[Dataset listings of figures]
* BEGIN *
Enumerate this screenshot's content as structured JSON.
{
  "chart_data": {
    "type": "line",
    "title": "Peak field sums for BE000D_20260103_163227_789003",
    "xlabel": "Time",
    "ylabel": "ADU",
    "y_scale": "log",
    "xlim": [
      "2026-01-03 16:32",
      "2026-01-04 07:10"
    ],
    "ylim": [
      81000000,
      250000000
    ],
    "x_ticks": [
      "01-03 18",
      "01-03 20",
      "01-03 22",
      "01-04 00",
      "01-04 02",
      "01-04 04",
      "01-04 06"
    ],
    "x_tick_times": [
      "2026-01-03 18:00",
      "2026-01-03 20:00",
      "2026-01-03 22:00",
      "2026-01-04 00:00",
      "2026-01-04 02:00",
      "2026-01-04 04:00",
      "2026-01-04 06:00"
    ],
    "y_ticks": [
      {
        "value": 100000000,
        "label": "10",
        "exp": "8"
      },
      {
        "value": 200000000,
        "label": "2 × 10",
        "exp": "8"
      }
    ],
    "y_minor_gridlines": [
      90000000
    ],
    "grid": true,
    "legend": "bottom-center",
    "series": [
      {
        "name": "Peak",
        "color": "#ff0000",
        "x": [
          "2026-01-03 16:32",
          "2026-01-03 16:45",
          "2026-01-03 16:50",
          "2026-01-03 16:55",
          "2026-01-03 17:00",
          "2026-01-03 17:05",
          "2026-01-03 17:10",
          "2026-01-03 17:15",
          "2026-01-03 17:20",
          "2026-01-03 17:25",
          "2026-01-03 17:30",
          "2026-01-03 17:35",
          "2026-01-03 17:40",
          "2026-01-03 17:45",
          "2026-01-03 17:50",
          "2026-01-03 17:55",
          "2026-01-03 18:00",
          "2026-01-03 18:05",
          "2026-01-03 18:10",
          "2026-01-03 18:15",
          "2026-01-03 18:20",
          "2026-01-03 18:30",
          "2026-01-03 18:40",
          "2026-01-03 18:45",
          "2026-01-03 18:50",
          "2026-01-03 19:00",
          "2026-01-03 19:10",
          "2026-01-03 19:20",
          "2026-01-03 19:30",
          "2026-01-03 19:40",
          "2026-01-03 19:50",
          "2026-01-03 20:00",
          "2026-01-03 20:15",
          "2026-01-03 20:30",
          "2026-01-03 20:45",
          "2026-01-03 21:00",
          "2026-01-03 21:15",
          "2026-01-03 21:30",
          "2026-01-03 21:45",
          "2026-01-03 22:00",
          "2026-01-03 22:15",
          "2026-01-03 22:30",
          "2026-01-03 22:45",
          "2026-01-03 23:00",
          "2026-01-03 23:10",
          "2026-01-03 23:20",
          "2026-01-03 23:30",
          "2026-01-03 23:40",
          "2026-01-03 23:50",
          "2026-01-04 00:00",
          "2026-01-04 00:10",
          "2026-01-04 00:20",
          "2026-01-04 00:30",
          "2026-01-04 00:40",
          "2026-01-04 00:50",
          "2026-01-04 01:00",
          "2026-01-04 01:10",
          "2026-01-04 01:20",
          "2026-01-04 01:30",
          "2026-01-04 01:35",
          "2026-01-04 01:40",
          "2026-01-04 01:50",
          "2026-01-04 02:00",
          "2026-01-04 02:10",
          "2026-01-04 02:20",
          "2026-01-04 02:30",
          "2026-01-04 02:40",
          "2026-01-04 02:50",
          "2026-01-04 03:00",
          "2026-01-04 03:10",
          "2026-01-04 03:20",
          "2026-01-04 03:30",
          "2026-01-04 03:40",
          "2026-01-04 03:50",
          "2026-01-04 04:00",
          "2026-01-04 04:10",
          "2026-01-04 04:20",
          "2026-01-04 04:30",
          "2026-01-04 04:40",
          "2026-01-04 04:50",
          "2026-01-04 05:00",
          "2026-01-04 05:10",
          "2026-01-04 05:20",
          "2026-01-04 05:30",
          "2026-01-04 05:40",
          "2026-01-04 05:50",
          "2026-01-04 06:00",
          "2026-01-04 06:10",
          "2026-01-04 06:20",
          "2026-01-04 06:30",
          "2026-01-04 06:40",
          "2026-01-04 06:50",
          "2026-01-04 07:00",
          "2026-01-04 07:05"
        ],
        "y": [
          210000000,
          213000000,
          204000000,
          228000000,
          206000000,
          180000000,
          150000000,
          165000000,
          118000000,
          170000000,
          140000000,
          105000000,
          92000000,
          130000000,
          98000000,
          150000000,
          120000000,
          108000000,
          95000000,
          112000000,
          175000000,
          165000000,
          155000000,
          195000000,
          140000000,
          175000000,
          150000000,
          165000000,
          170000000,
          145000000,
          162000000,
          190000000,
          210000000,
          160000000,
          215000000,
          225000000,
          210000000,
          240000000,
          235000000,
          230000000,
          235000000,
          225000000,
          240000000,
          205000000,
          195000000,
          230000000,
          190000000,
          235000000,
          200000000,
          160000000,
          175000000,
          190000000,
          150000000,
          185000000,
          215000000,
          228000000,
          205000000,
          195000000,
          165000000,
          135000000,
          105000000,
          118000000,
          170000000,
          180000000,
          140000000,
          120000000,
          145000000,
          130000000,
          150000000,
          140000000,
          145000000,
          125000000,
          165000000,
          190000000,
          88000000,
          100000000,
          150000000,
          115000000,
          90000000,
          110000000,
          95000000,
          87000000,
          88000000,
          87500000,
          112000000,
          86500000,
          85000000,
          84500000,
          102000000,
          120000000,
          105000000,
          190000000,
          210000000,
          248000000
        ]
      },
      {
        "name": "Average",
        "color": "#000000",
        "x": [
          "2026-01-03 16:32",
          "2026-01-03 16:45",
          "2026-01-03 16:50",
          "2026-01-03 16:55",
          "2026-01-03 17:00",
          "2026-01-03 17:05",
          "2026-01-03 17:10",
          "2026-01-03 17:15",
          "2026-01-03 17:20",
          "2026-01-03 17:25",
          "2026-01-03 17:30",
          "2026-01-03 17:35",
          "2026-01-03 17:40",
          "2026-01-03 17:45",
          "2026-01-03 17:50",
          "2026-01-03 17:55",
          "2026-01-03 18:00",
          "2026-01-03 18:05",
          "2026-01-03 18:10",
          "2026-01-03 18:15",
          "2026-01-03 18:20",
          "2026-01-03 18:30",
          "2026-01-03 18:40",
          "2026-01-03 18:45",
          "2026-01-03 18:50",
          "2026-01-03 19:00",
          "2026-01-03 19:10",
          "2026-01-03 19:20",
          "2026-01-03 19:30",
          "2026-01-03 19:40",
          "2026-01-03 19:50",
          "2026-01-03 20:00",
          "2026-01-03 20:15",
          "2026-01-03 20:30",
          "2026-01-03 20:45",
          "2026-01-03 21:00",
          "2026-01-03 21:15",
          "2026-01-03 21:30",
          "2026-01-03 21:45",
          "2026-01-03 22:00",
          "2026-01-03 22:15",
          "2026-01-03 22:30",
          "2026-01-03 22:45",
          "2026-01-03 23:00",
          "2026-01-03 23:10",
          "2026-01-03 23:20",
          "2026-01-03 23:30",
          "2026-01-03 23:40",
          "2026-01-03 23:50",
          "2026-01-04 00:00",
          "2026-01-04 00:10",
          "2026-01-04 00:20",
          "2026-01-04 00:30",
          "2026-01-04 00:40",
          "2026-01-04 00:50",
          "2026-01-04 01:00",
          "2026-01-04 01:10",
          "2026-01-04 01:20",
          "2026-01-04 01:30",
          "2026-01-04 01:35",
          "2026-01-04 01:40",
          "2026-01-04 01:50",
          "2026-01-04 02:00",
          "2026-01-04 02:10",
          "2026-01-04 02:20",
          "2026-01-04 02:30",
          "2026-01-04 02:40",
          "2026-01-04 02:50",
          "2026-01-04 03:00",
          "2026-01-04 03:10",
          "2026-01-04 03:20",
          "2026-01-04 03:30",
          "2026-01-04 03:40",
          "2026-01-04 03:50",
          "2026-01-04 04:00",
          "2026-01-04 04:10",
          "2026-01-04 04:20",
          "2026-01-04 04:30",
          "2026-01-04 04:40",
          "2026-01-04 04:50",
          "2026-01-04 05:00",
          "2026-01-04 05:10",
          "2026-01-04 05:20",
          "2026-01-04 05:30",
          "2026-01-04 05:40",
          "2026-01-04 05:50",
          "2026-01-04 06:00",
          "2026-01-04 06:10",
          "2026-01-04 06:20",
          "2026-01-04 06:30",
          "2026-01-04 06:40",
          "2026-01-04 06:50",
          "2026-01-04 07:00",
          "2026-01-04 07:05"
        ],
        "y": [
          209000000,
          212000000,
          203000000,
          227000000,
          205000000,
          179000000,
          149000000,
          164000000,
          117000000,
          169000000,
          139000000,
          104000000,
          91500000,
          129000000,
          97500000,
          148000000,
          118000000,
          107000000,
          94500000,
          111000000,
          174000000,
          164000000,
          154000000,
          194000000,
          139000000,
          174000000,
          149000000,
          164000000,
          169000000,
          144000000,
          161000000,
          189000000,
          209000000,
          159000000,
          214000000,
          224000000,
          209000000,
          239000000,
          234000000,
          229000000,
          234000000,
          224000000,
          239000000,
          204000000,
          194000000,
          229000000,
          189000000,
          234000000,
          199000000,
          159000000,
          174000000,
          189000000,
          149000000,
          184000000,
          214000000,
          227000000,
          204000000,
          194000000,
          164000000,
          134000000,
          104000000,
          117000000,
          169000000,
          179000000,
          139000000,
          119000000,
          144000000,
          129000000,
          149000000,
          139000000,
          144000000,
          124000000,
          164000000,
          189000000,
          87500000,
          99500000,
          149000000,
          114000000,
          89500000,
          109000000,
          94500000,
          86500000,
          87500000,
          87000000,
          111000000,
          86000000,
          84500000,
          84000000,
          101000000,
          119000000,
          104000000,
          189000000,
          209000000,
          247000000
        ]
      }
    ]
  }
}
* END *
* **Written problem**
Look through the data above. Each line containing the word "Peak" needs to be copied.

* **Reply**
    "title": "Peak field sums for BE000D_20260103_163227_789003",
        "name": "Peak",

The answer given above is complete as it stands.